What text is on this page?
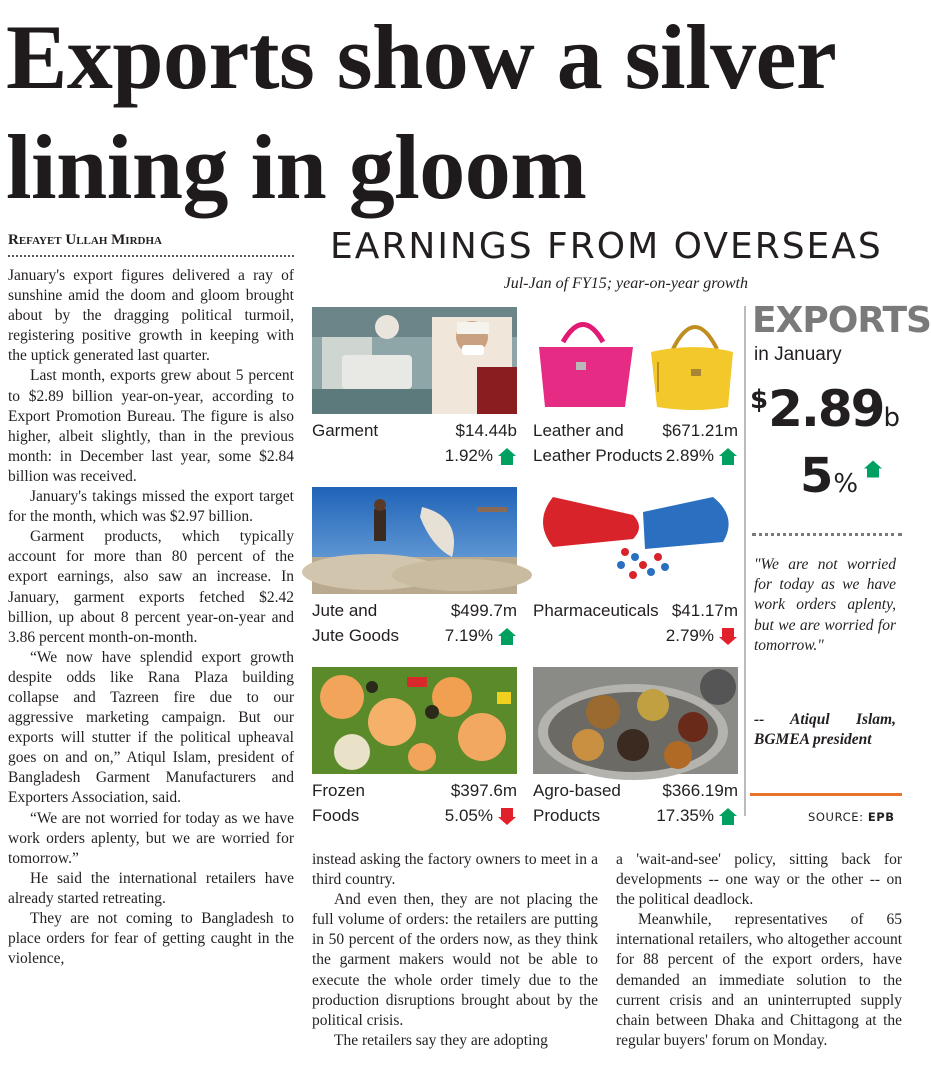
Exports show a silver
lining in gloom
Refayet Ullah Mirdha

January's export figures delivered a ray of sunshine amid the doom and gloom brought about by the dragging political turmoil, registering positive growth in keeping with the uptick generated last quarter.

Last month, exports grew about 5 percent to $2.89 billion year-on-year, according to Export Promotion Bureau. The figure is also higher, albeit slightly, than in the previous month: in December last year, some $2.84 billion was received.

January's takings missed the export target for the month, which was $2.97 billion.

Garment products, which typically account for more than 80 percent of the export earnings, also saw an increase. In January, garment exports fetched $2.42 billion, up about 8 percent year-on-year and 3.86 percent month-on-month.

“We now have splendid export growth despite odds like Rana Plaza building collapse and Tazreen fire due to our aggressive marketing campaign. But our exports will stutter if the political upheaval goes on and on,” Atiqul Islam, president of Bangladesh Garment Manufacturers and Exporters Association, said.

“We are not worried for today as we have work orders aplenty, but we are worried for tomorrow.”

He said the international retailers have already started retreating.

They are not coming to Bangladesh to place orders for fear of getting caught in the violence,

instead asking the factory owners to meet in a third country.

And even then, they are not placing the full volume of orders: the retailers are putting in 50 percent of the orders now, as they think the garment makers would not be able to execute the whole order timely due to the production disruptions brought about by the political crisis.

The retailers say they are adopting

a 'wait-and-see' policy, sitting back for developments -- one way or the other -- on the political deadlock.

Meanwhile, representatives of 65 international retailers, who altogether account for 88 percent of the export orders, have demanded an immediate solution to the current crisis and an uninterrupted supply chain between Dhaka and Chittagong at the regular buyers' forum on Monday.

EARNINGS FROM OVERSEAS
Jul-Jan of FY15; year-on-year growth
Garment	$14.44b
1.92%
Leather and
Leather Products
$671.21m
2.89%
Jute and
Jute Goods
$499.7m
7.19%
Pharmaceuticals $41.17m
2.79%
Frozen
Foods
$397.6m
5.05%
Agro-based
Products
$366.19m
17.35%
EXPORTS
in January
$2.89b
5%
"We are not worried for today as we have work orders aplenty, but we are worried for tomorrow."
-- Atiqul Islam, BGMEA president
SOURCE: EPB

++++++++

• _What you need to do_
Leave out the pictures and reproduce the rest of the listing exactly.

• _Reply to the task_
What text is on this page?
Exports show a silver
lining in gloom
Refayet Ullah Mirdha

January's export figures delivered a ray of sunshine amid the doom and gloom brought about by the dragging political turmoil, registering positive growth in keeping with the uptick generated last quarter.

Last month, exports grew about 5 percent to $2.89 billion year-on-year, according to Export Promotion Bureau. The figure is also higher, albeit slightly, than in the previous month: in December last year, some $2.84 billion was received.

January's takings missed the export target for the month, which was $2.97 billion.

Garment products, which typically account for more than 80 percent of the export earnings, also saw an increase. In January, garment exports fetched $2.42 billion, up about 8 percent year-on-year and 3.86 percent month-on-month.

“We now have splendid export growth despite odds like Rana Plaza building collapse and Tazreen fire due to our aggressive marketing campaign. But our exports will stutter if the political upheaval goes on and on,” Atiqul Islam, president of Bangladesh Garment Manufacturers and Exporters Association, said.

“We are not worried for today as we have work orders aplenty, but we are worried for tomorrow.”

He said the international retailers have already started retreating.

They are not coming to Bangladesh to place orders for fear of getting caught in the violence,

instead asking the factory owners to meet in a third country.

And even then, they are not placing the full volume of orders: the retailers are putting in 50 percent of the orders now, as they think the garment makers would not be able to execute the whole order timely due to the production disruptions brought about by the political crisis.

The retailers say they are adopting

a 'wait-and-see' policy, sitting back for developments -- one way or the other -- on the political deadlock.

Meanwhile, representatives of 65 international retailers, who altogether account for 88 percent of the export orders, have demanded an immediate solution to the current crisis and an uninterrupted supply chain between Dhaka and Chittagong at the regular buyers' forum on Monday.

EARNINGS FROM OVERSEAS
Jul-Jan of FY15; year-on-year growth
Garment	$14.44b
1.92%
Leather and
Leather Products
$671.21m
2.89%
Jute and
Jute Goods
$499.7m
7.19%
Pharmaceuticals $41.17m
2.79%
Frozen
Foods
$397.6m
5.05%
Agro-based
Products
$366.19m
17.35%
EXPORTS
in January
$2.89b
5%
"We are not worried for today as we have work orders aplenty, but we are worried for tomorrow."
-- Atiqul Islam, BGMEA president
SOURCE: EPB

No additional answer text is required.